▶ _GOAL_:
Can you copy out the data exactly? Leave the images out.

[Records]
────────────────────
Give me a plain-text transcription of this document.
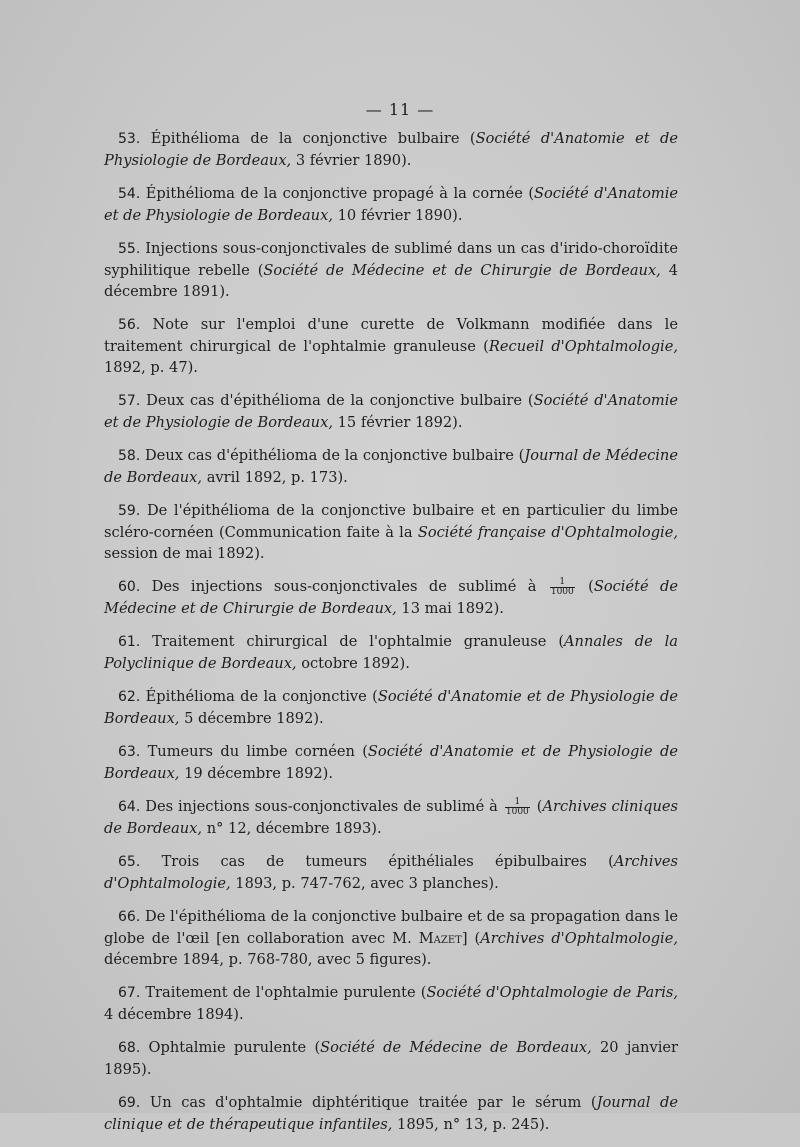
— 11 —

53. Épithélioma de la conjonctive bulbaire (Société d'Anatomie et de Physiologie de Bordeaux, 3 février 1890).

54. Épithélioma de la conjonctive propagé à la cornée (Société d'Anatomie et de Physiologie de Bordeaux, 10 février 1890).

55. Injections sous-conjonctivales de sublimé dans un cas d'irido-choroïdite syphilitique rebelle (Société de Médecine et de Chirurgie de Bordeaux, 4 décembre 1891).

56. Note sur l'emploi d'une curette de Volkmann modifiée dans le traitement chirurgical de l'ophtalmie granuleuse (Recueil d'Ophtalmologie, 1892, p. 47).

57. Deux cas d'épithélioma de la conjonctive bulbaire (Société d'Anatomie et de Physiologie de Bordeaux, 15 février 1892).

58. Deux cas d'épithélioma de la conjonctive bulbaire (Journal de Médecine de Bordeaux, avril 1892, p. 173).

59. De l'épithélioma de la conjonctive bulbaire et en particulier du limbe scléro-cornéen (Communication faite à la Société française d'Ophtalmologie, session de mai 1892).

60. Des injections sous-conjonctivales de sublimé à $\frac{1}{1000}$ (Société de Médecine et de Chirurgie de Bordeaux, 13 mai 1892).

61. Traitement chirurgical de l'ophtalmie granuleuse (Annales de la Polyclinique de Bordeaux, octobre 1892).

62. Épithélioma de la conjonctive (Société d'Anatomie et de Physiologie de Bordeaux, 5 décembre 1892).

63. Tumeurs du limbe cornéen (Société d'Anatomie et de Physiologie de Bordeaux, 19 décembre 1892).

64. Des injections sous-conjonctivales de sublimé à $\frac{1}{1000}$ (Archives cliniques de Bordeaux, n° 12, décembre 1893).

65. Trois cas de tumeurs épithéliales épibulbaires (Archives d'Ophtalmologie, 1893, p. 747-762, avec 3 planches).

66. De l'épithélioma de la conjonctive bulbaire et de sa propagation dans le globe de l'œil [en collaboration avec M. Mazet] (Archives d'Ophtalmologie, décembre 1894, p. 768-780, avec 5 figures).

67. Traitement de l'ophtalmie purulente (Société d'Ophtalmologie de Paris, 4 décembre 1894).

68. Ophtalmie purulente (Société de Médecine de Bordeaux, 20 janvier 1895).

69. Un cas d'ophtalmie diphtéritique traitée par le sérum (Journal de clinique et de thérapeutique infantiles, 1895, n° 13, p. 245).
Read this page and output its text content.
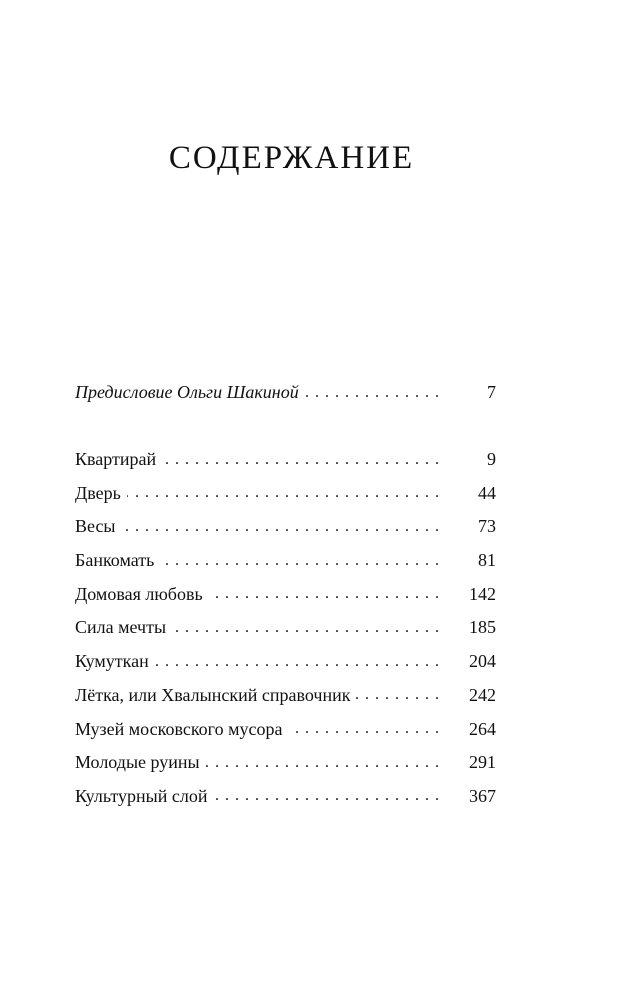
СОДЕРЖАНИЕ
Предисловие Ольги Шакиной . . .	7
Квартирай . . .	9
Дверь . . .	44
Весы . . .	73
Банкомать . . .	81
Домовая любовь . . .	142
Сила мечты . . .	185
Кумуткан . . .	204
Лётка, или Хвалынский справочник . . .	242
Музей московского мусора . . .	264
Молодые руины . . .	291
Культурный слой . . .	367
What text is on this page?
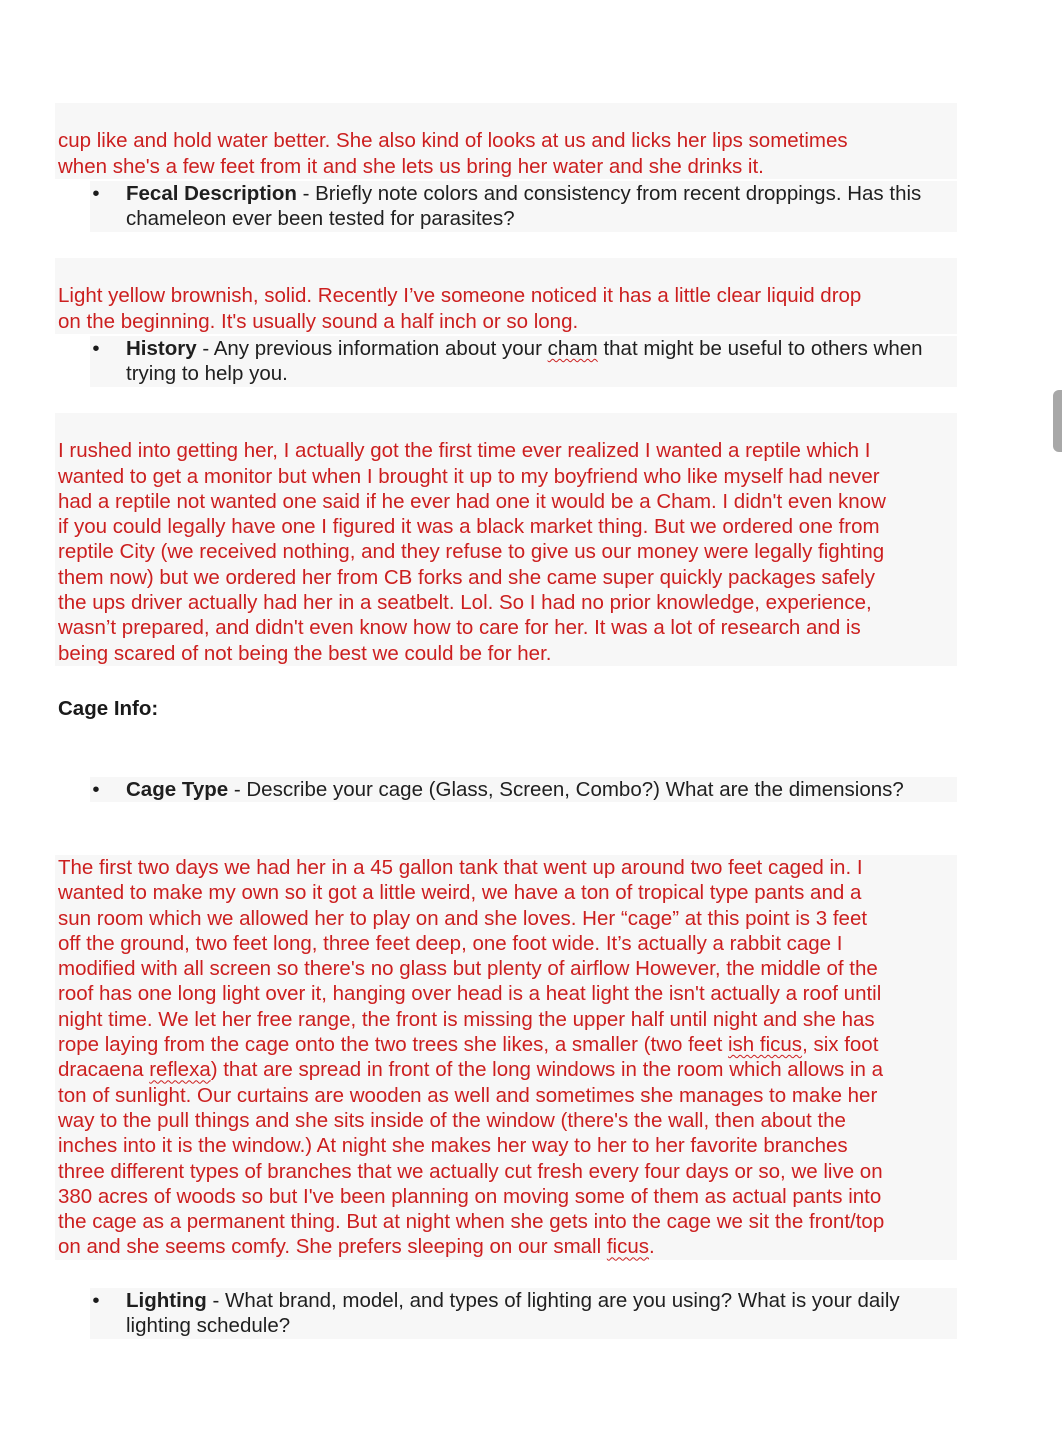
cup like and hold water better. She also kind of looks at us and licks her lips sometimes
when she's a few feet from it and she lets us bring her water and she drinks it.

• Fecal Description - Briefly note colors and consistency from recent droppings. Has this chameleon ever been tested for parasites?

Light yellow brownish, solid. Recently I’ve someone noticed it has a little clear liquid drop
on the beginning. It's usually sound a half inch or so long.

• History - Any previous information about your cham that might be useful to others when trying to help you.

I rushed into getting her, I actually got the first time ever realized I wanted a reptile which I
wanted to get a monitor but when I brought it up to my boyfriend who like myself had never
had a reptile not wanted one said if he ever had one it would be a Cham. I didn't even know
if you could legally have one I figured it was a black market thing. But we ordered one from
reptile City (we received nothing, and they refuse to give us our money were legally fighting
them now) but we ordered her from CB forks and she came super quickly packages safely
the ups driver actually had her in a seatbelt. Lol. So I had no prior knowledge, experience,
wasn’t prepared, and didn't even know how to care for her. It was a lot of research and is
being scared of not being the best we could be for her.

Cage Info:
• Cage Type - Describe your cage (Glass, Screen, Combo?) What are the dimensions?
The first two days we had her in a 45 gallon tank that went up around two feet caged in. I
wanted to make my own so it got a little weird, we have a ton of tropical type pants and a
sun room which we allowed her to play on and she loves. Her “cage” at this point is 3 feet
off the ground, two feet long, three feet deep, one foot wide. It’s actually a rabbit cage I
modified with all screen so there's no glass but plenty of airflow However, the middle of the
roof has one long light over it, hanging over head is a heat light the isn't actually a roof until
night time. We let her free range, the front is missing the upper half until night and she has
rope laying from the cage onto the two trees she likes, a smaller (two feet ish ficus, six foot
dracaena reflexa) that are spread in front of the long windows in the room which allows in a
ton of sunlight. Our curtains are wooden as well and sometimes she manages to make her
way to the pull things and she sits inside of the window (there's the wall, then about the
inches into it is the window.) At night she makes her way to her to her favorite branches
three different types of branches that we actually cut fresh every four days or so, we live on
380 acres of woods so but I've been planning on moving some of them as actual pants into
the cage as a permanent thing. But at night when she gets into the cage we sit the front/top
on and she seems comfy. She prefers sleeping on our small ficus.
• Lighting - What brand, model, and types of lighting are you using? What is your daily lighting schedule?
────────────────────
▶ _EXERCISE RESPONSE_:
Give me a plain-text transcription of this document.
— 11 —

53. Épithélioma de la conjonctive bulbaire (Société d'Anatomie et de Physiologie de Bordeaux, 3 février 1890).

54. Épithélioma de la conjonctive propagé à la cornée (Société d'Anatomie et de Physiologie de Bordeaux, 10 février 1890).

55. Injections sous-conjonctivales de sublimé dans un cas d'irido-choroïdite syphilitique rebelle (Société de Médecine et de Chirurgie de Bordeaux, 4 décembre 1891).

56. Note sur l'emploi d'une curette de Volkmann modifiée dans le traitement chirurgical de l'ophtalmie granuleuse (Recueil d'Ophtalmologie, 1892, p. 47).

57. Deux cas d'épithélioma de la conjonctive bulbaire (Société d'Anatomie et de Physiologie de Bordeaux, 15 février 1892).

58. Deux cas d'épithélioma de la conjonctive bulbaire (Journal de Médecine de Bordeaux, avril 1892, p. 173).

59. De l'épithélioma de la conjonctive bulbaire et en particulier du limbe scléro-cornéen (Communication faite à la Société française d'Ophtalmologie, session de mai 1892).

60. Des injections sous-conjonctivales de sublimé à $\frac{1}{1000}$ (Société de Médecine et de Chirurgie de Bordeaux, 13 mai 1892).

61. Traitement chirurgical de l'ophtalmie granuleuse (Annales de la Polyclinique de Bordeaux, octobre 1892).

62. Épithélioma de la conjonctive (Société d'Anatomie et de Physiologie de Bordeaux, 5 décembre 1892).

63. Tumeurs du limbe cornéen (Société d'Anatomie et de Physiologie de Bordeaux, 19 décembre 1892).

64. Des injections sous-conjonctivales de sublimé à $\frac{1}{1000}$ (Archives cliniques de Bordeaux, n° 12, décembre 1893).

65. Trois cas de tumeurs épithéliales épibulbaires (Archives d'Ophtalmologie, 1893, p. 747-762, avec 3 planches).

66. De l'épithélioma de la conjonctive bulbaire et de sa propagation dans le globe de l'œil [en collaboration avec M. Mazet] (Archives d'Ophtalmologie, décembre 1894, p. 768-780, avec 5 figures).

67. Traitement de l'ophtalmie purulente (Société d'Ophtalmologie de Paris, 4 décembre 1894).

68. Ophtalmie purulente (Société de Médecine de Bordeaux, 20 janvier 1895).

69. Un cas d'ophtalmie diphtéritique traitée par le sérum (Journal de clinique et de thérapeutique infantiles, 1895, n° 13, p. 245).
Read this page and output its text content.
СОДЕРЖАНИЕ
Предисловие Ольги Шакиной . . .	7
Квартирай . . .	9
Дверь . . .	44
Весы . . .	73
Банкомать . . .	81
Домовая любовь . . .	142
Сила мечты . . .	185
Кумуткан . . .	204
Лётка, или Хвалынский справочник . . .	242
Музей московского мусора . . .	264
Молодые руины . . .	291
Культурный слой . . .	367
What text is on this page?
cup like and hold water better. She also kind of looks at us and licks her lips sometimes
when she's a few feet from it and she lets us bring her water and she drinks it.

• Fecal Description - Briefly note colors and consistency from recent droppings. Has this chameleon ever been tested for parasites?

Light yellow brownish, solid. Recently I’ve someone noticed it has a little clear liquid drop
on the beginning. It's usually sound a half inch or so long.

• History - Any previous information about your cham that might be useful to others when trying to help you.

I rushed into getting her, I actually got the first time ever realized I wanted a reptile which I
wanted to get a monitor but when I brought it up to my boyfriend who like myself had never
had a reptile not wanted one said if he ever had one it would be a Cham. I didn't even know
if you could legally have one I figured it was a black market thing. But we ordered one from
reptile City (we received nothing, and they refuse to give us our money were legally fighting
them now) but we ordered her from CB forks and she came super quickly packages safely
the ups driver actually had her in a seatbelt. Lol. So I had no prior knowledge, experience,
wasn’t prepared, and didn't even know how to care for her. It was a lot of research and is
being scared of not being the best we could be for her.

Cage Info:
• Cage Type - Describe your cage (Glass, Screen, Combo?) What are the dimensions?
The first two days we had her in a 45 gallon tank that went up around two feet caged in. I
wanted to make my own so it got a little weird, we have a ton of tropical type pants and a
sun room which we allowed her to play on and she loves. Her “cage” at this point is 3 feet
off the ground, two feet long, three feet deep, one foot wide. It’s actually a rabbit cage I
modified with all screen so there's no glass but plenty of airflow However, the middle of the
roof has one long light over it, hanging over head is a heat light the isn't actually a roof until
night time. We let her free range, the front is missing the upper half until night and she has
rope laying from the cage onto the two trees she likes, a smaller (two feet ish ficus, six foot
dracaena reflexa) that are spread in front of the long windows in the room which allows in a
ton of sunlight. Our curtains are wooden as well and sometimes she manages to make her
way to the pull things and she sits inside of the window (there's the wall, then about the
inches into it is the window.) At night she makes her way to her to her favorite branches
three different types of branches that we actually cut fresh every four days or so, we live on
380 acres of woods so but I've been planning on moving some of them as actual pants into
the cage as a permanent thing. But at night when she gets into the cage we sit the front/top
on and she seems comfy. She prefers sleeping on our small ficus.
• Lighting - What brand, model, and types of lighting are you using? What is your daily lighting schedule?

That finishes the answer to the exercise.